◆ **To do**: Quote every entry word for word.
* Start Supplied entries *
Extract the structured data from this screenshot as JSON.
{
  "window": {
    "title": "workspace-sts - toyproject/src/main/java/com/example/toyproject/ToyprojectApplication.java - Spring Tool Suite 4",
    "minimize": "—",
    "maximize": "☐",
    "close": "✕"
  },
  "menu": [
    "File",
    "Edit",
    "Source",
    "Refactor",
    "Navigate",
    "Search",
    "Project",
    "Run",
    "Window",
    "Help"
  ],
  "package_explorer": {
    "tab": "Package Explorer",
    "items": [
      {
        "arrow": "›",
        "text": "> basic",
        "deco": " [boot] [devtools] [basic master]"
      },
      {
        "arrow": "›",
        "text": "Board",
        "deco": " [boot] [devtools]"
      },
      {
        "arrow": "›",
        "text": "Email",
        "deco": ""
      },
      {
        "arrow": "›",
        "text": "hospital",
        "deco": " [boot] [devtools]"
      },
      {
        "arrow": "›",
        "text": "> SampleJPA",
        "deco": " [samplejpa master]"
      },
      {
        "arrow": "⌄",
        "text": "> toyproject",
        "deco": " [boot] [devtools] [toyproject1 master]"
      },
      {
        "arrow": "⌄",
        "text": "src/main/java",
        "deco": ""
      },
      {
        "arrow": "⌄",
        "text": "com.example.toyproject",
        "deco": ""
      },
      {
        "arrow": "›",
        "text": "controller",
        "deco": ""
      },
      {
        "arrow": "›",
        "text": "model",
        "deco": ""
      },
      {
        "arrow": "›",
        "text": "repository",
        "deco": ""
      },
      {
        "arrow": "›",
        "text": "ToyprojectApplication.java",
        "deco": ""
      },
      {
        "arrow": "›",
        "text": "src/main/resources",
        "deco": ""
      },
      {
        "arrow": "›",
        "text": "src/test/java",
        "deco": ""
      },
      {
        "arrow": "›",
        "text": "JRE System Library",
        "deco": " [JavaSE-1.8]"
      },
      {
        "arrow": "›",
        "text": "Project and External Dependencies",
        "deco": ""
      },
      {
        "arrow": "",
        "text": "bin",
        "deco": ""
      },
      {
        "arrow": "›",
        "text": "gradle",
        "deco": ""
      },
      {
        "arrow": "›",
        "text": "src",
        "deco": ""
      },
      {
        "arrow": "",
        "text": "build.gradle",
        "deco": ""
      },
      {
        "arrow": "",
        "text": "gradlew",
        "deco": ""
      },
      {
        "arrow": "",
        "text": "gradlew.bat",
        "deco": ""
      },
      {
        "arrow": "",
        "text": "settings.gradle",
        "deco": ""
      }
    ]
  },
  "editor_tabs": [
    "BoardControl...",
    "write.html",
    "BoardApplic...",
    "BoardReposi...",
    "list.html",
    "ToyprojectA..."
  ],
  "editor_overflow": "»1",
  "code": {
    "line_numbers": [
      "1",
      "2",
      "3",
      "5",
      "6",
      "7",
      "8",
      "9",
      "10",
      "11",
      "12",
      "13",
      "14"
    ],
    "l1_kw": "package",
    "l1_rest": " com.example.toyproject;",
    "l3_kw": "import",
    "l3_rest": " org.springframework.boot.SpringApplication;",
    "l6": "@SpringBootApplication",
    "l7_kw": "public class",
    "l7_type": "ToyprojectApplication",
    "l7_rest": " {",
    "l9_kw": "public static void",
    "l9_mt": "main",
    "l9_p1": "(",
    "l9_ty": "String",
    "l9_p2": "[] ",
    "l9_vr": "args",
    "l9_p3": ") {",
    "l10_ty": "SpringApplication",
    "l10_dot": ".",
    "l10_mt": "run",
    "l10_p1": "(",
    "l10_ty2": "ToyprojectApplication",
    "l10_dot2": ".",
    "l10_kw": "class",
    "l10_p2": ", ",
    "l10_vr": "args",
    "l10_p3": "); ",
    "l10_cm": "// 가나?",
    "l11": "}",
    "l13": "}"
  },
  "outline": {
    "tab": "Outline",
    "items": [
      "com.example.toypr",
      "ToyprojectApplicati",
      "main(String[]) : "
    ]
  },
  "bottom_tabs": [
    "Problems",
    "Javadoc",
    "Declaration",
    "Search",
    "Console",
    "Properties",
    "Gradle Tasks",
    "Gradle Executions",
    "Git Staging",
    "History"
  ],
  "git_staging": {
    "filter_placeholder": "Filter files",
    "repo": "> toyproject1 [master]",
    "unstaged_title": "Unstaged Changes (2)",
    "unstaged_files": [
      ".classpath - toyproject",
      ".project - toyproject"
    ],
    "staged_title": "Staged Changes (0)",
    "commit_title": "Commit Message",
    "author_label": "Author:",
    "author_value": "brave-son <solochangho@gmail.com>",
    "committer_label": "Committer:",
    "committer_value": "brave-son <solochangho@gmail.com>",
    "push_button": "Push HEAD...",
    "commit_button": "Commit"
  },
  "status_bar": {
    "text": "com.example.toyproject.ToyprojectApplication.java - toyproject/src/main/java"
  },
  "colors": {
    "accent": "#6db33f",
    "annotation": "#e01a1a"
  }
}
* End Supplied entries *
◆ **Response**:
Extract the structured data from this screenshot as JSON.
{
  "window": {
    "title": "workspace-sts - toyproject/src/main/java/com/example/toyproject/ToyprojectApplication.java - Spring Tool Suite 4",
    "minimize": "—",
    "maximize": "☐",
    "close": "✕"
  },
  "menu": [
    "File",
    "Edit",
    "Source",
    "Refactor",
    "Navigate",
    "Search",
    "Project",
    "Run",
    "Window",
    "Help"
  ],
  "package_explorer": {
    "tab": "Package Explorer",
    "items": [
      {
        "arrow": "›",
        "text": "> basic",
        "deco": " [boot] [devtools] [basic master]"
      },
      {
        "arrow": "›",
        "text": "Board",
        "deco": " [boot] [devtools]"
      },
      {
        "arrow": "›",
        "text": "Email",
        "deco": ""
      },
      {
        "arrow": "›",
        "text": "hospital",
        "deco": " [boot] [devtools]"
      },
      {
        "arrow": "›",
        "text": "> SampleJPA",
        "deco": " [samplejpa master]"
      },
      {
        "arrow": "⌄",
        "text": "> toyproject",
        "deco": " [boot] [devtools] [toyproject1 master]"
      },
      {
        "arrow": "⌄",
        "text": "src/main/java",
        "deco": ""
      },
      {
        "arrow": "⌄",
        "text": "com.example.toyproject",
        "deco": ""
      },
      {
        "arrow": "›",
        "text": "controller",
        "deco": ""
      },
      {
        "arrow": "›",
        "text": "model",
        "deco": ""
      },
      {
        "arrow": "›",
        "text": "repository",
        "deco": ""
      },
      {
        "arrow": "›",
        "text": "ToyprojectApplication.java",
        "deco": ""
      },
      {
        "arrow": "›",
        "text": "src/main/resources",
        "deco": ""
      },
      {
        "arrow": "›",
        "text": "src/test/java",
        "deco": ""
      },
      {
        "arrow": "›",
        "text": "JRE System Library",
        "deco": " [JavaSE-1.8]"
      },
      {
        "arrow": "›",
        "text": "Project and External Dependencies",
        "deco": ""
      },
      {
        "arrow": "",
        "text": "bin",
        "deco": ""
      },
      {
        "arrow": "›",
        "text": "gradle",
        "deco": ""
      },
      {
        "arrow": "›",
        "text": "src",
        "deco": ""
      },
      {
        "arrow": "",
        "text": "build.gradle",
        "deco": ""
      },
      {
        "arrow": "",
        "text": "gradlew",
        "deco": ""
      },
      {
        "arrow": "",
        "text": "gradlew.bat",
        "deco": ""
      },
      {
        "arrow": "",
        "text": "settings.gradle",
        "deco": ""
      }
    ]
  },
  "editor_tabs": [
    "BoardControl...",
    "write.html",
    "BoardApplic...",
    "BoardReposi...",
    "list.html",
    "ToyprojectA..."
  ],
  "editor_overflow": "»1",
  "code": {
    "line_numbers": [
      "1",
      "2",
      "3",
      "5",
      "6",
      "7",
      "8",
      "9",
      "10",
      "11",
      "12",
      "13",
      "14"
    ],
    "l1_kw": "package",
    "l1_rest": " com.example.toyproject;",
    "l3_kw": "import",
    "l3_rest": " org.springframework.boot.SpringApplication;",
    "l6": "@SpringBootApplication",
    "l7_kw": "public class",
    "l7_type": "ToyprojectApplication",
    "l7_rest": " {",
    "l9_kw": "public static void",
    "l9_mt": "main",
    "l9_p1": "(",
    "l9_ty": "String",
    "l9_p2": "[] ",
    "l9_vr": "args",
    "l9_p3": ") {",
    "l10_ty": "SpringApplication",
    "l10_dot": ".",
    "l10_mt": "run",
    "l10_p1": "(",
    "l10_ty2": "ToyprojectApplication",
    "l10_dot2": ".",
    "l10_kw": "class",
    "l10_p2": ", ",
    "l10_vr": "args",
    "l10_p3": "); ",
    "l10_cm": "// 가나?",
    "l11": "}",
    "l13": "}"
  },
  "outline": {
    "tab": "Outline",
    "items": [
      "com.example.toypr",
      "ToyprojectApplicati",
      "main(String[]) : "
    ]
  },
  "bottom_tabs": [
    "Problems",
    "Javadoc",
    "Declaration",
    "Search",
    "Console",
    "Properties",
    "Gradle Tasks",
    "Gradle Executions",
    "Git Staging",
    "History"
  ],
  "git_staging": {
    "filter_placeholder": "Filter files",
    "repo": "> toyproject1 [master]",
    "unstaged_title": "Unstaged Changes (2)",
    "unstaged_files": [
      ".classpath - toyproject",
      ".project - toyproject"
    ],
    "staged_title": "Staged Changes (0)",
    "commit_title": "Commit Message",
    "author_label": "Author:",
    "author_value": "brave-son <solochangho@gmail.com>",
    "committer_label": "Committer:",
    "committer_value": "brave-son <solochangho@gmail.com>",
    "push_button": "Push HEAD...",
    "commit_button": "Commit"
  },
  "status_bar": {
    "text": "com.example.toyproject.ToyprojectApplication.java - toyproject/src/main/java"
  },
  "colors": {
    "accent": "#6db33f",
    "annotation": "#e01a1a"
  }
}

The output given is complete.